** START OF Provided material **
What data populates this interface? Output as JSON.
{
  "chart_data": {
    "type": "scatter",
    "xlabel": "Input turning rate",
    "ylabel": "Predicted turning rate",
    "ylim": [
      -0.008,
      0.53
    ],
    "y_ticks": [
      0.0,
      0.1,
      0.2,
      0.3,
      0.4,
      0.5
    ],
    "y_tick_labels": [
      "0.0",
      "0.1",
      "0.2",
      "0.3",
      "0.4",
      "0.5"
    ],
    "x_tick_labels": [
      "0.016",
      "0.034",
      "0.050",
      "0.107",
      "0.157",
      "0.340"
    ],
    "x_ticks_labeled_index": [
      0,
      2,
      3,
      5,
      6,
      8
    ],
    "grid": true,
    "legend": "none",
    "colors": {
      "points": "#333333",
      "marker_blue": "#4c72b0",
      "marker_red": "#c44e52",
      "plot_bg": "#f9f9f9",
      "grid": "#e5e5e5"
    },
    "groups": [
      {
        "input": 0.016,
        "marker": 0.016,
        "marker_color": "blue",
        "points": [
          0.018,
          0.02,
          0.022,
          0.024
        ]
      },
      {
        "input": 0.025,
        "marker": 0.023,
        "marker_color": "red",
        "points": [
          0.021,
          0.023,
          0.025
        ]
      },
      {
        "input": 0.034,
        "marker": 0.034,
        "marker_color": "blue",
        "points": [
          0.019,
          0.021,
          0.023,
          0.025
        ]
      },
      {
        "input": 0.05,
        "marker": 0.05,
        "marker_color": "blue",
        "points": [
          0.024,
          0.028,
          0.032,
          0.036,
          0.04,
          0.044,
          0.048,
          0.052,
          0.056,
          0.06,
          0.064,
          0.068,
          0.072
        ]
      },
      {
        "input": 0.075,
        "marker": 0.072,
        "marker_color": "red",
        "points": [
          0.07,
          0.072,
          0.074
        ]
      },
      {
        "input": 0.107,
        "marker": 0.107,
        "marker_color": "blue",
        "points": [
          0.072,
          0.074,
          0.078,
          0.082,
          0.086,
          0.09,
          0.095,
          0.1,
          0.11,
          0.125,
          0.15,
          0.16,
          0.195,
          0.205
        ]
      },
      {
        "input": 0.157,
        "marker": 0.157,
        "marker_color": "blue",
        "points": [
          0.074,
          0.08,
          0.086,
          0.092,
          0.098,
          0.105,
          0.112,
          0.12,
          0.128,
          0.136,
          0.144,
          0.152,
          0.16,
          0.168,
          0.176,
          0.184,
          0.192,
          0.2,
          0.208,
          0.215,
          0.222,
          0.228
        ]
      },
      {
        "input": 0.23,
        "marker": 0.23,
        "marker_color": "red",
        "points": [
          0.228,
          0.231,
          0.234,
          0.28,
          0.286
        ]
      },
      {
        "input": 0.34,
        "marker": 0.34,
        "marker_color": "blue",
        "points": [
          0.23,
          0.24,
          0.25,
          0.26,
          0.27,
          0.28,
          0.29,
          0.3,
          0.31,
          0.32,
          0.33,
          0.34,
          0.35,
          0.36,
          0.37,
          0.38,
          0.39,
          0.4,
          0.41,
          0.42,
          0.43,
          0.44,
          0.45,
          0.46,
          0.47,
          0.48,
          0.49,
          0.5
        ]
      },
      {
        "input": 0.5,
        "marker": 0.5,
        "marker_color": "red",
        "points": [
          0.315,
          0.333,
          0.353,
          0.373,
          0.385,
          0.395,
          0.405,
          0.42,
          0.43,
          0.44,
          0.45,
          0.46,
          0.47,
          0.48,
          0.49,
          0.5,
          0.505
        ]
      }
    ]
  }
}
** END OF Provided material **
Task directions →
Take the material above and return all of it exactly.

Result of this task →
What data populates this interface? Output as JSON.
{
  "chart_data": {
    "type": "scatter",
    "xlabel": "Input turning rate",
    "ylabel": "Predicted turning rate",
    "ylim": [
      -0.008,
      0.53
    ],
    "y_ticks": [
      0.0,
      0.1,
      0.2,
      0.3,
      0.4,
      0.5
    ],
    "y_tick_labels": [
      "0.0",
      "0.1",
      "0.2",
      "0.3",
      "0.4",
      "0.5"
    ],
    "x_tick_labels": [
      "0.016",
      "0.034",
      "0.050",
      "0.107",
      "0.157",
      "0.340"
    ],
    "x_ticks_labeled_index": [
      0,
      2,
      3,
      5,
      6,
      8
    ],
    "grid": true,
    "legend": "none",
    "colors": {
      "points": "#333333",
      "marker_blue": "#4c72b0",
      "marker_red": "#c44e52",
      "plot_bg": "#f9f9f9",
      "grid": "#e5e5e5"
    },
    "groups": [
      {
        "input": 0.016,
        "marker": 0.016,
        "marker_color": "blue",
        "points": [
          0.018,
          0.02,
          0.022,
          0.024
        ]
      },
      {
        "input": 0.025,
        "marker": 0.023,
        "marker_color": "red",
        "points": [
          0.021,
          0.023,
          0.025
        ]
      },
      {
        "input": 0.034,
        "marker": 0.034,
        "marker_color": "blue",
        "points": [
          0.019,
          0.021,
          0.023,
          0.025
        ]
      },
      {
        "input": 0.05,
        "marker": 0.05,
        "marker_color": "blue",
        "points": [
          0.024,
          0.028,
          0.032,
          0.036,
          0.04,
          0.044,
          0.048,
          0.052,
          0.056,
          0.06,
          0.064,
          0.068,
          0.072
        ]
      },
      {
        "input": 0.075,
        "marker": 0.072,
        "marker_color": "red",
        "points": [
          0.07,
          0.072,
          0.074
        ]
      },
      {
        "input": 0.107,
        "marker": 0.107,
        "marker_color": "blue",
        "points": [
          0.072,
          0.074,
          0.078,
          0.082,
          0.086,
          0.09,
          0.095,
          0.1,
          0.11,
          0.125,
          0.15,
          0.16,
          0.195,
          0.205
        ]
      },
      {
        "input": 0.157,
        "marker": 0.157,
        "marker_color": "blue",
        "points": [
          0.074,
          0.08,
          0.086,
          0.092,
          0.098,
          0.105,
          0.112,
          0.12,
          0.128,
          0.136,
          0.144,
          0.152,
          0.16,
          0.168,
          0.176,
          0.184,
          0.192,
          0.2,
          0.208,
          0.215,
          0.222,
          0.228
        ]
      },
      {
        "input": 0.23,
        "marker": 0.23,
        "marker_color": "red",
        "points": [
          0.228,
          0.231,
          0.234,
          0.28,
          0.286
        ]
      },
      {
        "input": 0.34,
        "marker": 0.34,
        "marker_color": "blue",
        "points": [
          0.23,
          0.24,
          0.25,
          0.26,
          0.27,
          0.28,
          0.29,
          0.3,
          0.31,
          0.32,
          0.33,
          0.34,
          0.35,
          0.36,
          0.37,
          0.38,
          0.39,
          0.4,
          0.41,
          0.42,
          0.43,
          0.44,
          0.45,
          0.46,
          0.47,
          0.48,
          0.49,
          0.5
        ]
      },
      {
        "input": 0.5,
        "marker": 0.5,
        "marker_color": "red",
        "points": [
          0.315,
          0.333,
          0.353,
          0.373,
          0.385,
          0.395,
          0.405,
          0.42,
          0.43,
          0.44,
          0.45,
          0.46,
          0.47,
          0.48,
          0.49,
          0.5,
          0.505
        ]
      }
    ]
  }
}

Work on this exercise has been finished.